[start MATERIAL SHOWN]
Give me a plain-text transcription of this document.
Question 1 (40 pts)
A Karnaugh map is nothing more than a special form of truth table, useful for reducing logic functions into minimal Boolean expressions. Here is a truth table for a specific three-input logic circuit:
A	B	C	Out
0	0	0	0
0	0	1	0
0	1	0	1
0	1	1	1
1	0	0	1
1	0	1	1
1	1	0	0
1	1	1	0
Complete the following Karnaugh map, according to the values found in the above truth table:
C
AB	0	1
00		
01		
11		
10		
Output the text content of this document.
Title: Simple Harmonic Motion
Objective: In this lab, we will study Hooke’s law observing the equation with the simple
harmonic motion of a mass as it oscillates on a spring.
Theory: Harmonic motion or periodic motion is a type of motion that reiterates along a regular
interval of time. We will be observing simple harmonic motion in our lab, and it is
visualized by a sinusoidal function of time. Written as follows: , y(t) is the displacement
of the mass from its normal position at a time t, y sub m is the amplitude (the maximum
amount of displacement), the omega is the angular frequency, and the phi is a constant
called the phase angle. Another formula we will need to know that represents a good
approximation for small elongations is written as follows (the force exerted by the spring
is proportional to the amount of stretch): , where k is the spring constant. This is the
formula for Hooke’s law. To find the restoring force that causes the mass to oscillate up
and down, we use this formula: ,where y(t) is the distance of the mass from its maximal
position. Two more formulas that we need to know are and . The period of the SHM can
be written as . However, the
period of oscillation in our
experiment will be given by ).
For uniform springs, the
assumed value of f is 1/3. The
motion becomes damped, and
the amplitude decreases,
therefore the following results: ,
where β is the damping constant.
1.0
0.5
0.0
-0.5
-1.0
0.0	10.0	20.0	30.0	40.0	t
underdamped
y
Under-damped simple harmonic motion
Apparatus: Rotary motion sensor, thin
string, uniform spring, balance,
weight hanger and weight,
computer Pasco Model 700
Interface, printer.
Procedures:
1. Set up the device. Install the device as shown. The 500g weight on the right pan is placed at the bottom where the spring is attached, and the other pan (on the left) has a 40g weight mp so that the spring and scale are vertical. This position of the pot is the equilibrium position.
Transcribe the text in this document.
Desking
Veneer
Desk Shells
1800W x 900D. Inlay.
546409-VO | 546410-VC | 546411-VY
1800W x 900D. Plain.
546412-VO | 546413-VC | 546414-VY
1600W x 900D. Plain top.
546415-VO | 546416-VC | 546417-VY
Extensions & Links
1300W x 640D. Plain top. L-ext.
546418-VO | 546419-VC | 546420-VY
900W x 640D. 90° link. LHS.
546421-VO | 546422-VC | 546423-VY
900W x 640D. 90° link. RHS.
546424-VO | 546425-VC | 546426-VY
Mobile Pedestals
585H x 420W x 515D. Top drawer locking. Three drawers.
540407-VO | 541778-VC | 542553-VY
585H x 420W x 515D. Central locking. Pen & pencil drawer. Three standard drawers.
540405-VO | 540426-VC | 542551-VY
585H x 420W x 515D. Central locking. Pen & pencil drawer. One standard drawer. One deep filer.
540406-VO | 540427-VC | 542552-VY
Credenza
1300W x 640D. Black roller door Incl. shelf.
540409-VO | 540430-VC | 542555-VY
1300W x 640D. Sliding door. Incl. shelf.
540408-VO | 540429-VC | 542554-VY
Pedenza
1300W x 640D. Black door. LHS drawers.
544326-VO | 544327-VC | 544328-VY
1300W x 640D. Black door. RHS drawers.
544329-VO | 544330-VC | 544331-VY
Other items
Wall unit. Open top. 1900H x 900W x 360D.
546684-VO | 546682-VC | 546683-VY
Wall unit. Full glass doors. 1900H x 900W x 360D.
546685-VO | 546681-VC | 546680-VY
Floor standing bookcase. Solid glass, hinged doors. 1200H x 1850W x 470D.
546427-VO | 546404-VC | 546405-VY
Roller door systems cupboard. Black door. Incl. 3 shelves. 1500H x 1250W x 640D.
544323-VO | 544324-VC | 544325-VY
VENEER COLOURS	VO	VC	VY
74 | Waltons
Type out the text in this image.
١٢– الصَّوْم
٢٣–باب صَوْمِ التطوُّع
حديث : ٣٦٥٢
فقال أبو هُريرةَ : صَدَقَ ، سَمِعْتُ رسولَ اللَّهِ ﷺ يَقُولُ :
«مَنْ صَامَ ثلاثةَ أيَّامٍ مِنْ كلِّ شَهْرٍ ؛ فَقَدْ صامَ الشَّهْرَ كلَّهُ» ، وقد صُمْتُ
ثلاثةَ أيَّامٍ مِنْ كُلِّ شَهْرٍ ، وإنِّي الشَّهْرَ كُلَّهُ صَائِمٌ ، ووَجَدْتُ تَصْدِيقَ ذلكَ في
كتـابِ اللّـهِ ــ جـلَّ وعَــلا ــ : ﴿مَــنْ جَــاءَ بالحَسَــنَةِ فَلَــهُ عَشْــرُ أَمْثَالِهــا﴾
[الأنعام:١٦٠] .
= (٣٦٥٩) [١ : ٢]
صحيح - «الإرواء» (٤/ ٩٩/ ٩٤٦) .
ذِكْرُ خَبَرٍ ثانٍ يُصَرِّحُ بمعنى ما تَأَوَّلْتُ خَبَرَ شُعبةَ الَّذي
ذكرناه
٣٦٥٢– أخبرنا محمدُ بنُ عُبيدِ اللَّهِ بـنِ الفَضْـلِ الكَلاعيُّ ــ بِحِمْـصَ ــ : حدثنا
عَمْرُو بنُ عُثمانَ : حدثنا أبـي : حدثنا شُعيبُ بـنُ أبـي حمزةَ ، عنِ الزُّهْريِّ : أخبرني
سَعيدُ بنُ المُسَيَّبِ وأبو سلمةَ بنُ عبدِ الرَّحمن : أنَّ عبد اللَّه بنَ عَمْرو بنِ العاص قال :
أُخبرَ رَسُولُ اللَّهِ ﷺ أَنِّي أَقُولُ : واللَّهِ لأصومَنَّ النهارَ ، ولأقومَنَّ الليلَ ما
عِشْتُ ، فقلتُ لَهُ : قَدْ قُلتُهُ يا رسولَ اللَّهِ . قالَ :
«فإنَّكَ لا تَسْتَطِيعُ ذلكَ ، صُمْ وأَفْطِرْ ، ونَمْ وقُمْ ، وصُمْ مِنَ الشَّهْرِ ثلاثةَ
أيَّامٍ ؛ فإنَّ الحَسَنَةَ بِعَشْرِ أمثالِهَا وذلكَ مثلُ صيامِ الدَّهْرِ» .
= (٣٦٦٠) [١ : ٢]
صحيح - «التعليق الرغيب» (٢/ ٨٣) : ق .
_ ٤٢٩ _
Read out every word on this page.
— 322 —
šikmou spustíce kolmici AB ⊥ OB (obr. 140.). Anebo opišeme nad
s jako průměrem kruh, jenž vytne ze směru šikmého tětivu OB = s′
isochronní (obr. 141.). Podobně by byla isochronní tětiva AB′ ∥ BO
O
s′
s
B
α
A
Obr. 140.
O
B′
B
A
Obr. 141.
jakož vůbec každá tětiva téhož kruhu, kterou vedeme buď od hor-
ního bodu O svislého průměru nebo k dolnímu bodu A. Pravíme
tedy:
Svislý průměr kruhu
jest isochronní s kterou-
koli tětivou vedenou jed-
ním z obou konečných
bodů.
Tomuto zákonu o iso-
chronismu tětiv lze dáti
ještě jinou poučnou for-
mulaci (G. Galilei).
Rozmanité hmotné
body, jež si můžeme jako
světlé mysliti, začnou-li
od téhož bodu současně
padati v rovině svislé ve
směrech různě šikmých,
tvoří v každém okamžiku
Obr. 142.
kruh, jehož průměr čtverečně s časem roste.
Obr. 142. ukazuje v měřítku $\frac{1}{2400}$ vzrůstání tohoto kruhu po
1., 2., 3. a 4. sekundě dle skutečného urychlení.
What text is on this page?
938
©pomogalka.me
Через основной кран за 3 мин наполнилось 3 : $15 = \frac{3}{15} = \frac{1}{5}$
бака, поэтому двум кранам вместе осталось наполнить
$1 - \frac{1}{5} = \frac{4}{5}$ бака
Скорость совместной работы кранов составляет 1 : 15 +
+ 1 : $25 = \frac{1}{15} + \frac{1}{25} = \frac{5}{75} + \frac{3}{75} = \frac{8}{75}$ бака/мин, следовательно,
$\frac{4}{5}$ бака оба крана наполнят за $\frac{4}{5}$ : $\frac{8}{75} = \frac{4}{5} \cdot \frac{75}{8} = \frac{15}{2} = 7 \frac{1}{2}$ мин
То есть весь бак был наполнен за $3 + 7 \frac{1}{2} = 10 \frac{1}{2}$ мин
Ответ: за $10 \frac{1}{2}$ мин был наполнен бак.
[end MATERIAL SHOWN]
- **SET TASK**:
Only lines with the word "constant" are wanted, so copy each one from the records.

- **WORKED ANSWER**:
amount of displacement), the omega is the angular frequency, and the phi is a constant
is proportional to the amount of stretch): , where k is the spring constant. This is the
where β is the damping constant.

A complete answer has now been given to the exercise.